### Do this
Please find all lines in the data that hold the string "left" and copy them.

### The data

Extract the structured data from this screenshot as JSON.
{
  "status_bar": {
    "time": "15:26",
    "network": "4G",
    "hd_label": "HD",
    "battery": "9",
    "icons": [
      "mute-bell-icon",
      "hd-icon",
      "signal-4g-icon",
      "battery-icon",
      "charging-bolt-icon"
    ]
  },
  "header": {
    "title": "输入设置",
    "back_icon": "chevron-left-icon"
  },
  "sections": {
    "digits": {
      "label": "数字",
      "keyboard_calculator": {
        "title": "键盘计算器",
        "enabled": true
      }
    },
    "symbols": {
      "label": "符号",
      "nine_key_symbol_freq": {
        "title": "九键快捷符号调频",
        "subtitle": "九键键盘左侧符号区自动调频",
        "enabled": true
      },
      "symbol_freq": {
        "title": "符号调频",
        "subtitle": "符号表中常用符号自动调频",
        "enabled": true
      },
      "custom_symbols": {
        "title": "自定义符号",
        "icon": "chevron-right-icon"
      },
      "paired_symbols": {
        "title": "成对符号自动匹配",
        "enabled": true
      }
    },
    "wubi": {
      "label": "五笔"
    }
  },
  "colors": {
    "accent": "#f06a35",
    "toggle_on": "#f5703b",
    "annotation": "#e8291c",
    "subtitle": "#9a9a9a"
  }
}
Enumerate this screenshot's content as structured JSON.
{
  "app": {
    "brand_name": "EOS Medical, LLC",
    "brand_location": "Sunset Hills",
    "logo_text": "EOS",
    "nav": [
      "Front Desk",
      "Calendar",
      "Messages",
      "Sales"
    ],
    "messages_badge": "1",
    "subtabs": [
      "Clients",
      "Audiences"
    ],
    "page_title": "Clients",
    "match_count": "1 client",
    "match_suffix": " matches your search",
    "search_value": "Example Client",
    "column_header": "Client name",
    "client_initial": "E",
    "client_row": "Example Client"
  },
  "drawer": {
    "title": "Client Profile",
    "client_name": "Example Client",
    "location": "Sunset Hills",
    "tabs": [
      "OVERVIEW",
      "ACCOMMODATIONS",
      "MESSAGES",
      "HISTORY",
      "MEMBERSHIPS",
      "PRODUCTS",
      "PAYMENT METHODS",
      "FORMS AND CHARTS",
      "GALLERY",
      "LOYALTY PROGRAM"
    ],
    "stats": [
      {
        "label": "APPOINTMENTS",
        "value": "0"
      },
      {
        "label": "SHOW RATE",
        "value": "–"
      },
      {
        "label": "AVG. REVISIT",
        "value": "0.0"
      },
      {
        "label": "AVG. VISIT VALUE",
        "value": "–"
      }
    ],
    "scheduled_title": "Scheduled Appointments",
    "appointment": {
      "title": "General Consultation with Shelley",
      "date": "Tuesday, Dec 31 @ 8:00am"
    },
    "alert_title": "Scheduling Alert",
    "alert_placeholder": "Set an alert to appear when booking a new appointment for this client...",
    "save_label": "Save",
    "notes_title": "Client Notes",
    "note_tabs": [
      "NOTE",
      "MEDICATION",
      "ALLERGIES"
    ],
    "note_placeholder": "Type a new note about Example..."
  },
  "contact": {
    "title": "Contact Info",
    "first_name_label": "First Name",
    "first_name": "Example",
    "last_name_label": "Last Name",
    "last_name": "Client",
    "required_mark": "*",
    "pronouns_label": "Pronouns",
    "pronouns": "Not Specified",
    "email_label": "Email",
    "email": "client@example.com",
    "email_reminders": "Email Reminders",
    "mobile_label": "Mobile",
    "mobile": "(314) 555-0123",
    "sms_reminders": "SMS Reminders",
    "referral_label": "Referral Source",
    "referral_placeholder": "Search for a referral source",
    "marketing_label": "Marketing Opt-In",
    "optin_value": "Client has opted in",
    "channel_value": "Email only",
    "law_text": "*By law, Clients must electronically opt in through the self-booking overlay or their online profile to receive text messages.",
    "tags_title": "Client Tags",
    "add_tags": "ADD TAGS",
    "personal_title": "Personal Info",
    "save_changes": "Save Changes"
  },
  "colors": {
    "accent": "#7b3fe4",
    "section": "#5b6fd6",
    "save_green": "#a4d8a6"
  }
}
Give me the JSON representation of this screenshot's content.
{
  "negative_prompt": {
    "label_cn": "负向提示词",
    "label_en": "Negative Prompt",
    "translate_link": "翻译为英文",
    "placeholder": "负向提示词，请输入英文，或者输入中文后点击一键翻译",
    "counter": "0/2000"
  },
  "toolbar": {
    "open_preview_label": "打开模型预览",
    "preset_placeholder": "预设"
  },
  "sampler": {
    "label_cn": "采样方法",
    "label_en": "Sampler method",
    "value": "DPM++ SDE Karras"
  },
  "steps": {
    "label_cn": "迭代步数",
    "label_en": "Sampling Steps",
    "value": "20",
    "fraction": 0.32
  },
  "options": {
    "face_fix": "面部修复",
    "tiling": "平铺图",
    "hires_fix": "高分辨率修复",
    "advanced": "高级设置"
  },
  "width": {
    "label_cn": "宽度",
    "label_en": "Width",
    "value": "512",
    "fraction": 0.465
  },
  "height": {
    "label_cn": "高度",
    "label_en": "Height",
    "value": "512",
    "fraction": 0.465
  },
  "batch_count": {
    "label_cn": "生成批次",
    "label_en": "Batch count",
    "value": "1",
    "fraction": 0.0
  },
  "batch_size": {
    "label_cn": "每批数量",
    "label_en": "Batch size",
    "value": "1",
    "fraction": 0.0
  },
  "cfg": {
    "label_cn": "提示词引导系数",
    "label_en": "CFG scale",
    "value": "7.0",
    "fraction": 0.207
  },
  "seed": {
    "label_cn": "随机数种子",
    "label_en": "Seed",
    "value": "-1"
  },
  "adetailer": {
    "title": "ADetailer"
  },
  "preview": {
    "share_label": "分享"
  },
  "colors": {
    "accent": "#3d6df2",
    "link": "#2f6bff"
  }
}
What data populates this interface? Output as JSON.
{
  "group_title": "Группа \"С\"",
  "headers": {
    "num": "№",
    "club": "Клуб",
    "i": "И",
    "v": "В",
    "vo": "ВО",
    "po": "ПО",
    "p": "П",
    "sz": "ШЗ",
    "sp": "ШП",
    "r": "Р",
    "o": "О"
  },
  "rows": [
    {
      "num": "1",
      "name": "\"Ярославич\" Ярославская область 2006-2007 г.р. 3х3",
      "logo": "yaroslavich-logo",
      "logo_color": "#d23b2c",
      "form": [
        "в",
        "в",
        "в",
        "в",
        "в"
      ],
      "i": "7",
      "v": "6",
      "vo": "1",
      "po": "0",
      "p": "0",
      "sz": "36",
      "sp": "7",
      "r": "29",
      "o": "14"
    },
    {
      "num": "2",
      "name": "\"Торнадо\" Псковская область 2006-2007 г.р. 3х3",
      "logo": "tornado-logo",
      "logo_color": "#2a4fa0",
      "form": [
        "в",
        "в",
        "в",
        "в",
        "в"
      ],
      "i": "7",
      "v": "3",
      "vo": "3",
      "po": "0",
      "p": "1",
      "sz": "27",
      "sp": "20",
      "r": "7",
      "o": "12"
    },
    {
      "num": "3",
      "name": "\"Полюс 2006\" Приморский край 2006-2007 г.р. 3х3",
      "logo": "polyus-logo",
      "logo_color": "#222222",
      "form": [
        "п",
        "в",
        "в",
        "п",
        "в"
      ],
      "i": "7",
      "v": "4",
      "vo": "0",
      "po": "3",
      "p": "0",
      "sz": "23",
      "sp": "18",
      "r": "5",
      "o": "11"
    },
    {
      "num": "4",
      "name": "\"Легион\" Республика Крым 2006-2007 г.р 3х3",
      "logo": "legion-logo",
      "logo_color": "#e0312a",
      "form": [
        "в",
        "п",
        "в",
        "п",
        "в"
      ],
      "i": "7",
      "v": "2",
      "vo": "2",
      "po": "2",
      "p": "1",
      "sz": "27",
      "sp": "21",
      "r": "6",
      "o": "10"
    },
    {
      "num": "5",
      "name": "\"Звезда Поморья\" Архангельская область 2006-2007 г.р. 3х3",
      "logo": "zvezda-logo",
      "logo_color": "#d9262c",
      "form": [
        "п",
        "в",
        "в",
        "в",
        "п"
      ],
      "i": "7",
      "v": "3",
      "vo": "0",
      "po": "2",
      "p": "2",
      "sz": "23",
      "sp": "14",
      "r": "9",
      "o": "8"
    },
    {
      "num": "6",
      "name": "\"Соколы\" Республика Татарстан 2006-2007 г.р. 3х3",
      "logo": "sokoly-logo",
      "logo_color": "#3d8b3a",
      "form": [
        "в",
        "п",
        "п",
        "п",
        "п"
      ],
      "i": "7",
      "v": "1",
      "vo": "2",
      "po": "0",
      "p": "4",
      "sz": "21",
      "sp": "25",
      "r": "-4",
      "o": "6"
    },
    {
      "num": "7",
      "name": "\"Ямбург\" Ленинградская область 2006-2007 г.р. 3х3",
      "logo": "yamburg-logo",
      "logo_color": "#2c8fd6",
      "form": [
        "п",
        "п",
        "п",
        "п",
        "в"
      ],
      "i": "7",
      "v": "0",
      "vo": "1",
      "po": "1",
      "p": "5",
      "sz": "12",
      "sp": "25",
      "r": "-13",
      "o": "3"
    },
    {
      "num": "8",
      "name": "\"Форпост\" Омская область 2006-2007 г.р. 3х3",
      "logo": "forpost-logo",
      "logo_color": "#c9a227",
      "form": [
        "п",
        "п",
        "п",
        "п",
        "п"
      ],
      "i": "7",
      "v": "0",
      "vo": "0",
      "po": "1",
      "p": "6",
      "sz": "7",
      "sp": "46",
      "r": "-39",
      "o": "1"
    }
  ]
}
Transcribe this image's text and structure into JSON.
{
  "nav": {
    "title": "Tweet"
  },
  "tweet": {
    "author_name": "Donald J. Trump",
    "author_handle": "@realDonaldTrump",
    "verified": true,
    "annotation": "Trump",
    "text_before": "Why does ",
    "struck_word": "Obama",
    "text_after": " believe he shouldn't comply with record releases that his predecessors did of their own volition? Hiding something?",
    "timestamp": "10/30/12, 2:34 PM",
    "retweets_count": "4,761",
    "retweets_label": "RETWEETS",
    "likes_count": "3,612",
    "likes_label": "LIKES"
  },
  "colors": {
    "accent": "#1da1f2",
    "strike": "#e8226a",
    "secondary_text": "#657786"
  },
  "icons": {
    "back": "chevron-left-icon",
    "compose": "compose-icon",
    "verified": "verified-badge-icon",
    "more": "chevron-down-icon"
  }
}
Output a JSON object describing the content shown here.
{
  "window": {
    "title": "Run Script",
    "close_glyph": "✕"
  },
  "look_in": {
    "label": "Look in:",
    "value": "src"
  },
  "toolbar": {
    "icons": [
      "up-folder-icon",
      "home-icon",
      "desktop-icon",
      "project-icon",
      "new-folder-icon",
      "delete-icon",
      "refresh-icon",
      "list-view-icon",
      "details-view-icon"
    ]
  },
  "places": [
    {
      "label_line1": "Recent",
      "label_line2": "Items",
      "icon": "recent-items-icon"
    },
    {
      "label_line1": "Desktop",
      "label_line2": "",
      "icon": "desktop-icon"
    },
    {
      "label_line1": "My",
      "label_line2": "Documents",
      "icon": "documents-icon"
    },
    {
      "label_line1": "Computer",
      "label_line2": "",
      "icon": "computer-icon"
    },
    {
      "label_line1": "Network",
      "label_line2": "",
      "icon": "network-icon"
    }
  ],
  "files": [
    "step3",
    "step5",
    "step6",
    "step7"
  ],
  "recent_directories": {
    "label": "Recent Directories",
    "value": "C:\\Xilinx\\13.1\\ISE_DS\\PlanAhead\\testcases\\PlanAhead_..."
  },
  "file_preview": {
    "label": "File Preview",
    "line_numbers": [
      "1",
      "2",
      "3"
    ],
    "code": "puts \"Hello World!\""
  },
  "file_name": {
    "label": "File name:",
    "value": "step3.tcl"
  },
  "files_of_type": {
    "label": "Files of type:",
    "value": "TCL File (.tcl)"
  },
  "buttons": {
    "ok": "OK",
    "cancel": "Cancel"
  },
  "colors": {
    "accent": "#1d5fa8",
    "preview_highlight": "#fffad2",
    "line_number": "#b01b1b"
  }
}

### Task solution
    "back_icon": "chevron-left-icon"
    "back": "chevron-left-icon",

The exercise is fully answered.